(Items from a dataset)
▼▼▼

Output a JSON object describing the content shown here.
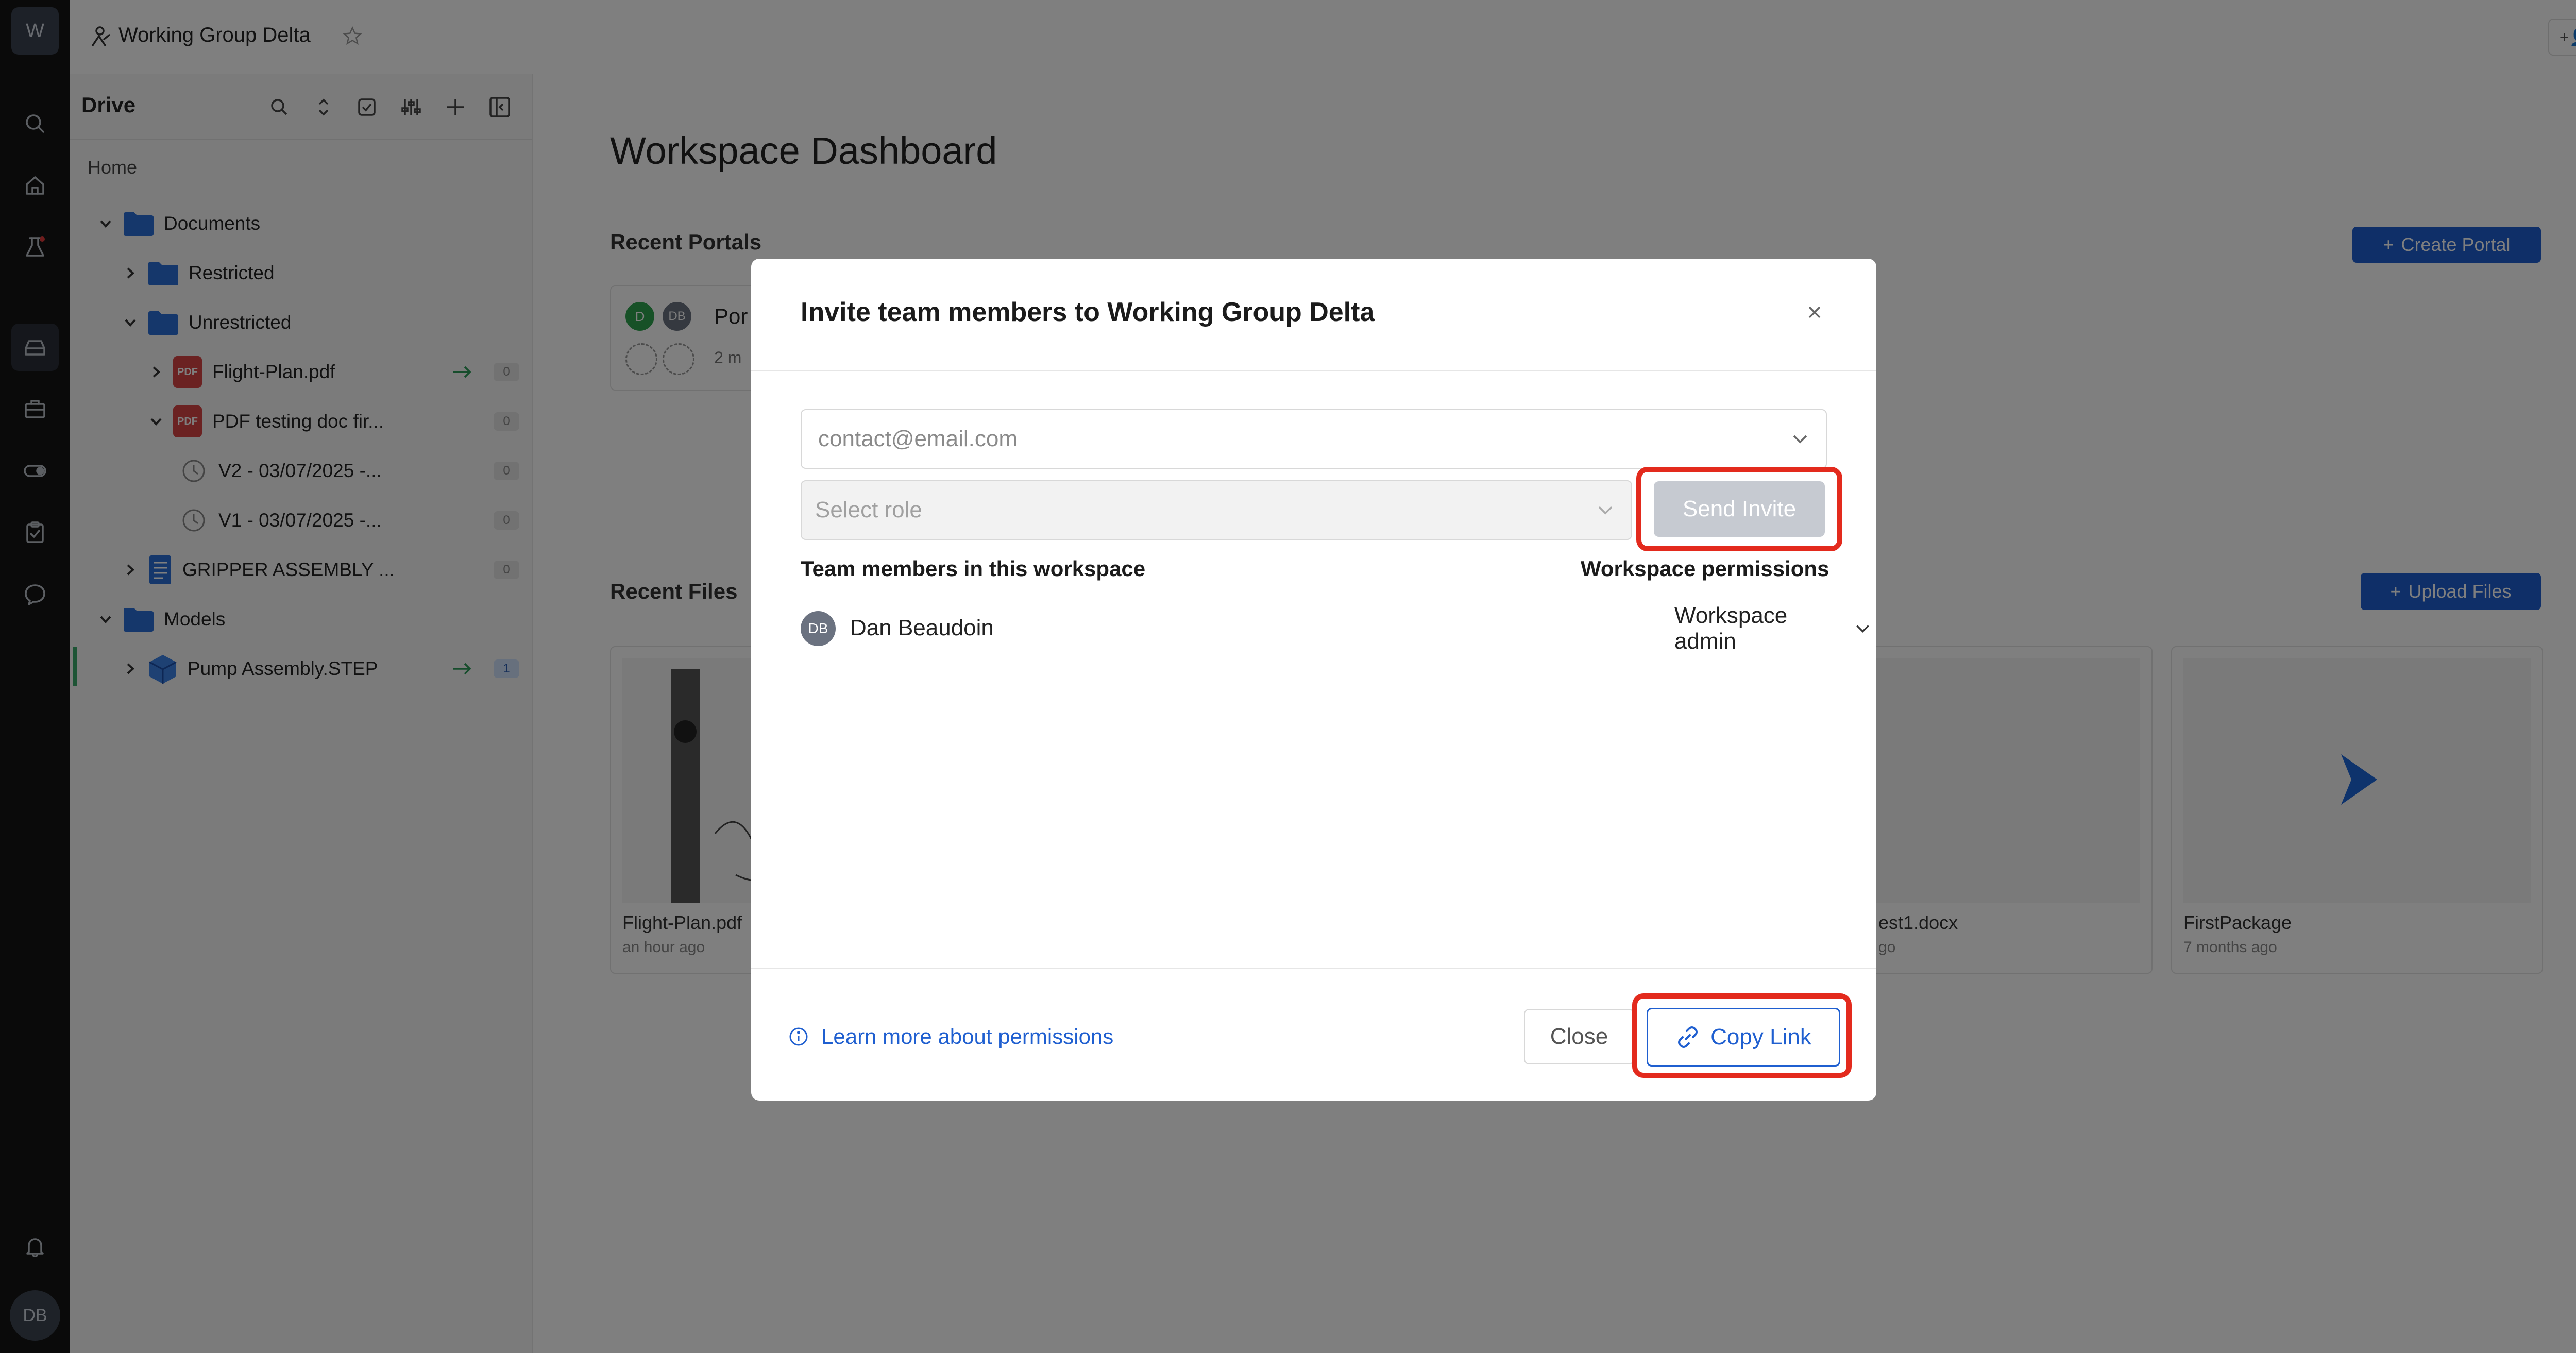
{
  "app": {
    "workspace_initial": "W",
    "workspace_name": "Working Group Delta",
    "user_initials": "DB",
    "member_count": "1"
  },
  "rail": {
    "icons": [
      "search-icon",
      "home-icon",
      "lab-flask-icon",
      "drive-icon",
      "briefcase-icon",
      "toggle-icon",
      "clipboard-icon",
      "chat-icon",
      "bell-icon"
    ]
  },
  "drive": {
    "title": "Drive",
    "home_label": "Home",
    "tree": [
      {
        "label": "Documents",
        "type": "folder"
      },
      {
        "label": "Restricted",
        "type": "folder"
      },
      {
        "label": "Unrestricted",
        "type": "folder"
      },
      {
        "label": "Flight-Plan.pdf",
        "type": "pdf",
        "count": "0"
      },
      {
        "label": "PDF testing doc fir...",
        "type": "pdf",
        "count": "0"
      },
      {
        "label": "V2 - 03/07/2025 -...",
        "type": "version",
        "count": "0"
      },
      {
        "label": "V1 - 03/07/2025 -...",
        "type": "version",
        "count": "0"
      },
      {
        "label": "GRIPPER ASSEMBLY ...",
        "type": "doc",
        "count": "0"
      },
      {
        "label": "Models",
        "type": "folder"
      },
      {
        "label": "Pump Assembly.STEP",
        "type": "model",
        "count": "1"
      }
    ],
    "pdf_badge": "PDF"
  },
  "main": {
    "title": "Workspace Dashboard",
    "recent_portals_label": "Recent Portals",
    "create_portal_label": "Create Portal",
    "portal_avatars": [
      "D",
      "DB"
    ],
    "portal_name_partial": "Por",
    "portal_time_partial": "2 m",
    "recent_files_label": "Recent Files",
    "upload_files_label": "Upload Files",
    "files": [
      {
        "name": "Flight-Plan.pdf",
        "time": "an hour ago"
      },
      {
        "name": "est1.docx",
        "time": "go"
      },
      {
        "name": "FirstPackage",
        "time": "7 months ago"
      }
    ]
  },
  "modal": {
    "title": "Invite team members to Working Group Delta",
    "email_placeholder": "contact@email.com",
    "role_placeholder": "Select role",
    "send_invite_label": "Send Invite",
    "members_header": "Team members in this workspace",
    "permissions_header": "Workspace permissions",
    "members": [
      {
        "initials": "DB",
        "name": "Dan Beaudoin",
        "permission": "Workspace admin"
      }
    ],
    "learn_more_label": "Learn more about permissions",
    "close_label": "Close",
    "copy_link_label": "Copy Link"
  },
  "colors": {
    "accent": "#1f5fd0",
    "highlight": "#e32a1d",
    "overlay": "rgba(0,0,0,0.5)"
  }
}
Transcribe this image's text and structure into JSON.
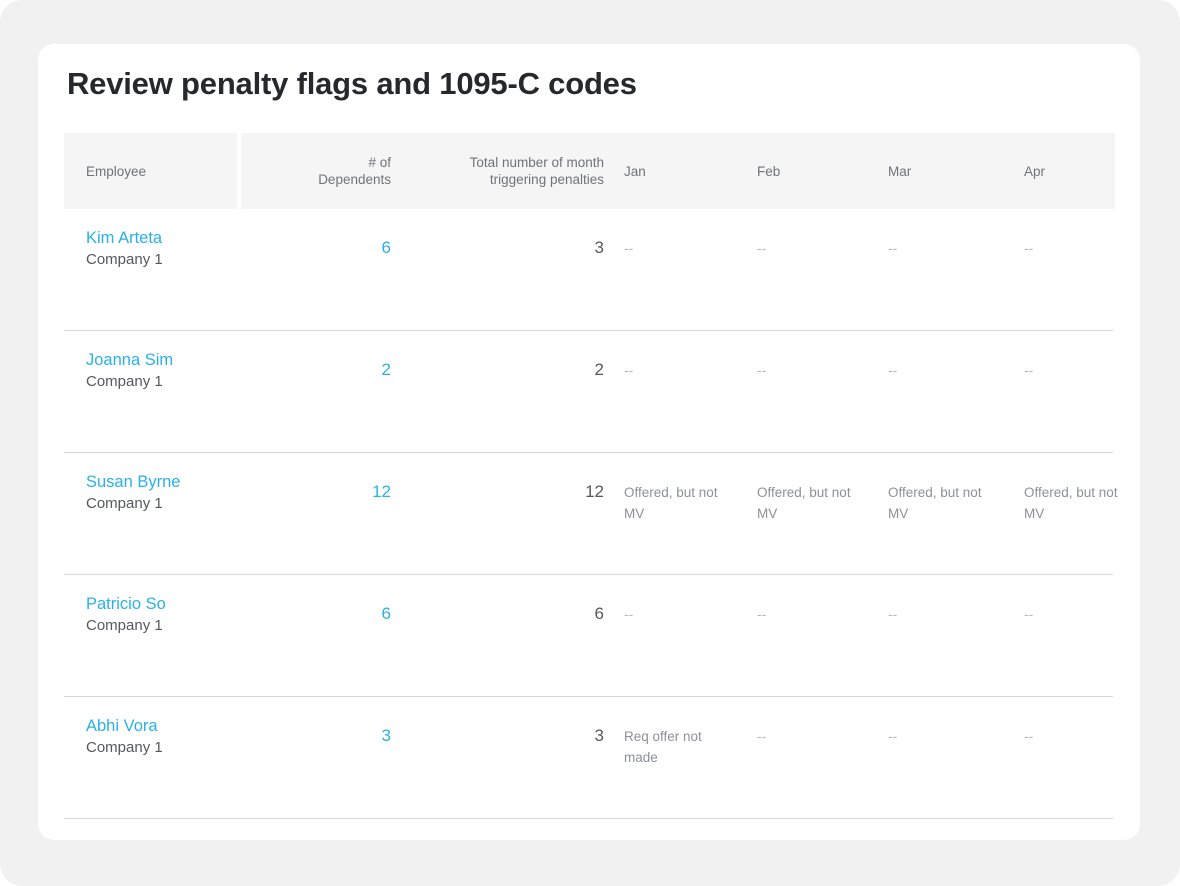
{
  "card": {
    "title": "Review penalty flags and 1095-C codes"
  },
  "table": {
    "headers": {
      "employee": "Employee",
      "dependents_line1": "# of",
      "dependents_line2": "Dependents",
      "total_line1": "Total number of month",
      "total_line2": "triggering penalties",
      "jan": "Jan",
      "feb": "Feb",
      "mar": "Mar",
      "apr": "Apr"
    },
    "rows": [
      {
        "name": "Kim Arteta",
        "company": "Company 1",
        "dependents": "6",
        "total_months": "3",
        "jan": "--",
        "feb": "--",
        "mar": "--",
        "apr": "--"
      },
      {
        "name": "Joanna Sim",
        "company": "Company 1",
        "dependents": "2",
        "total_months": "2",
        "jan": "--",
        "feb": "--",
        "mar": "--",
        "apr": "--"
      },
      {
        "name": "Susan Byrne",
        "company": "Company 1",
        "dependents": "12",
        "total_months": "12",
        "jan": "Offered, but not MV",
        "feb": "Offered, but not MV",
        "mar": "Offered, but not MV",
        "apr": "Offered, but not MV"
      },
      {
        "name": "Patricio So",
        "company": "Company 1",
        "dependents": "6",
        "total_months": "6",
        "jan": "--",
        "feb": "--",
        "mar": "--",
        "apr": "--"
      },
      {
        "name": "Abhi Vora",
        "company": "Company 1",
        "dependents": "3",
        "total_months": "3",
        "jan": "Req offer not made",
        "feb": "--",
        "mar": "--",
        "apr": "--"
      }
    ]
  },
  "colors": {
    "link": "#29b1e8",
    "text": "#55585c",
    "muted": "#8d9196",
    "header_bg": "#f5f5f5",
    "page_bg": "#f1f1f1",
    "divider": "#d8d8d8"
  }
}
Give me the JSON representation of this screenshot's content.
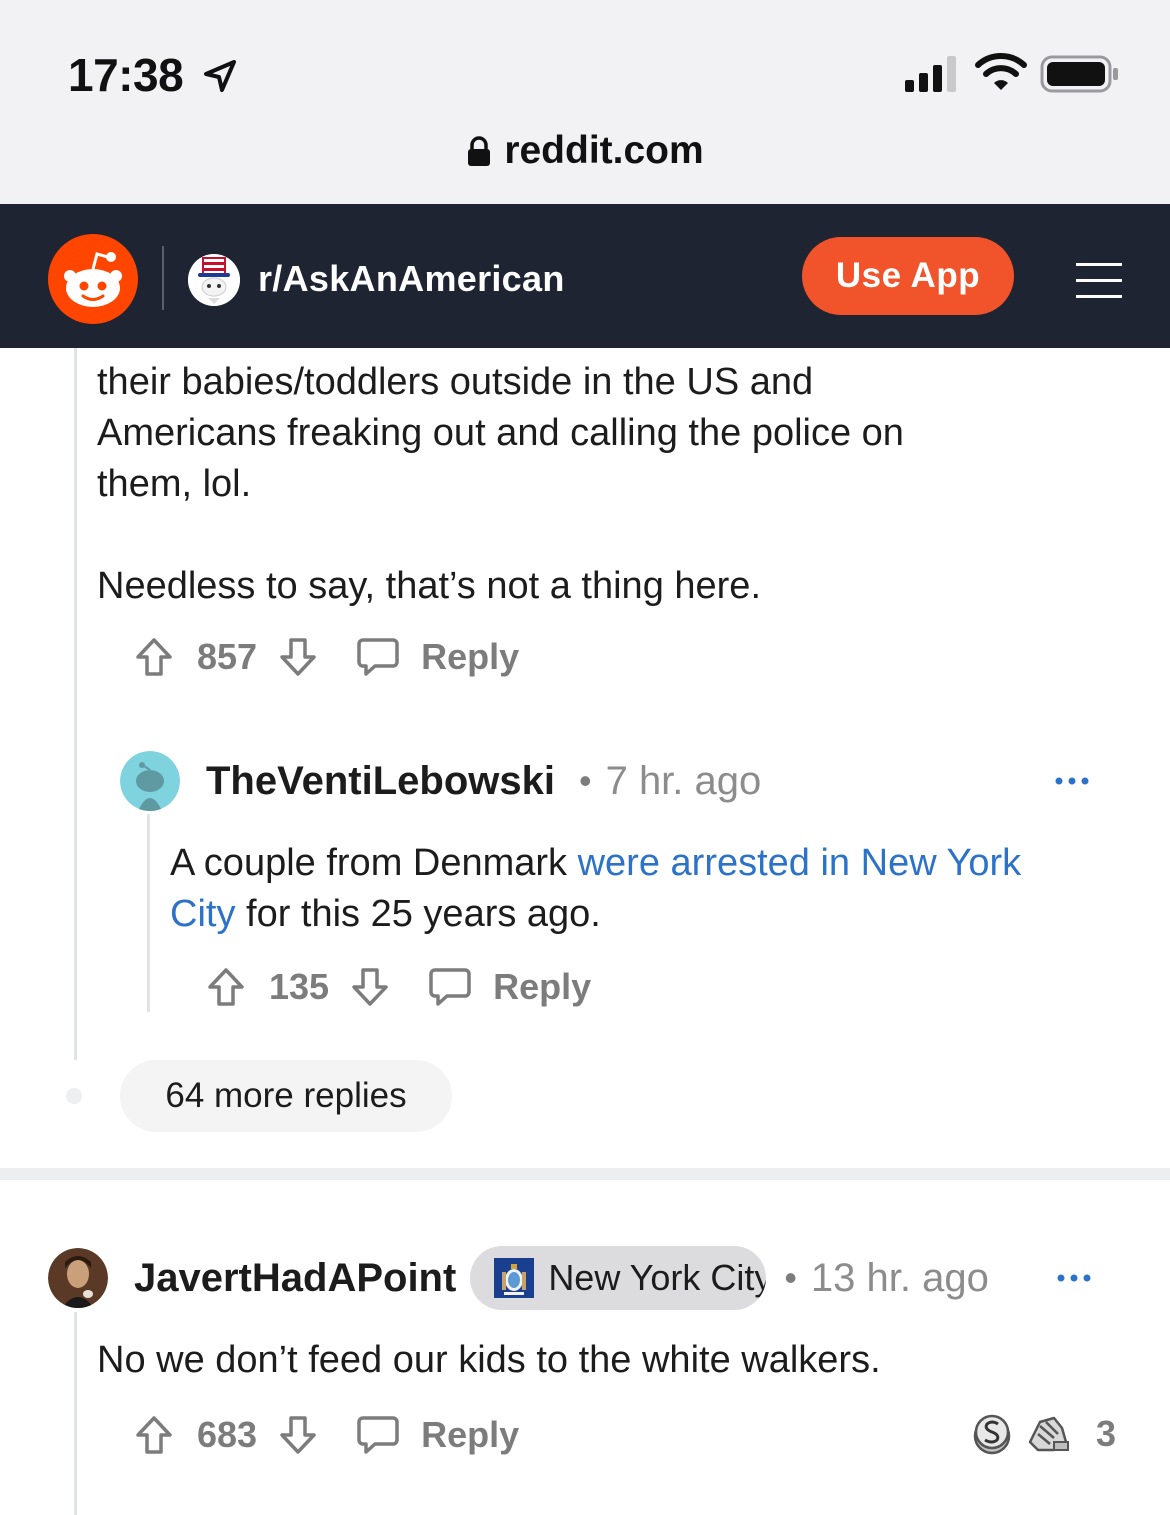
{
  "status_bar": {
    "time": "17:38"
  },
  "browser": {
    "url": "reddit.com"
  },
  "header": {
    "subreddit": "r/AskAnAmerican",
    "use_app_label": "Use App"
  },
  "comment1": {
    "text_lines": [
      "their babies/toddlers outside in the US and",
      "Americans freaking out and calling the police on",
      "them, lol."
    ],
    "text_extra": "Needless to say, that’s not a thing here.",
    "score": "857",
    "reply_label": "Reply"
  },
  "comment2": {
    "author": "TheVentiLebowski",
    "separator": "•",
    "time": "7 hr. ago",
    "text_before": "A couple from Denmark ",
    "link_text": "were arrested in New York City",
    "text_after": " for this 25 years ago.",
    "score": "135",
    "reply_label": "Reply"
  },
  "more_replies": "64 more replies",
  "comment3": {
    "author": "JavertHadAPoint",
    "flair": "New York City",
    "separator": "•",
    "time": "13 hr. ago",
    "text": "No we don’t feed our kids to the white walkers.",
    "score": "683",
    "reply_label": "Reply",
    "award_count": "3"
  },
  "colors": {
    "reddit_orange": "#f1532a",
    "header_bg": "#1f2433",
    "link": "#2d72c9"
  }
}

▲▲▲

Set exercise
Which lines hold the word "content"? Return all of them from the records above.

Response below
Output a JSON object describing the content shown here.
Give me the JSON representation of this screenshot's content.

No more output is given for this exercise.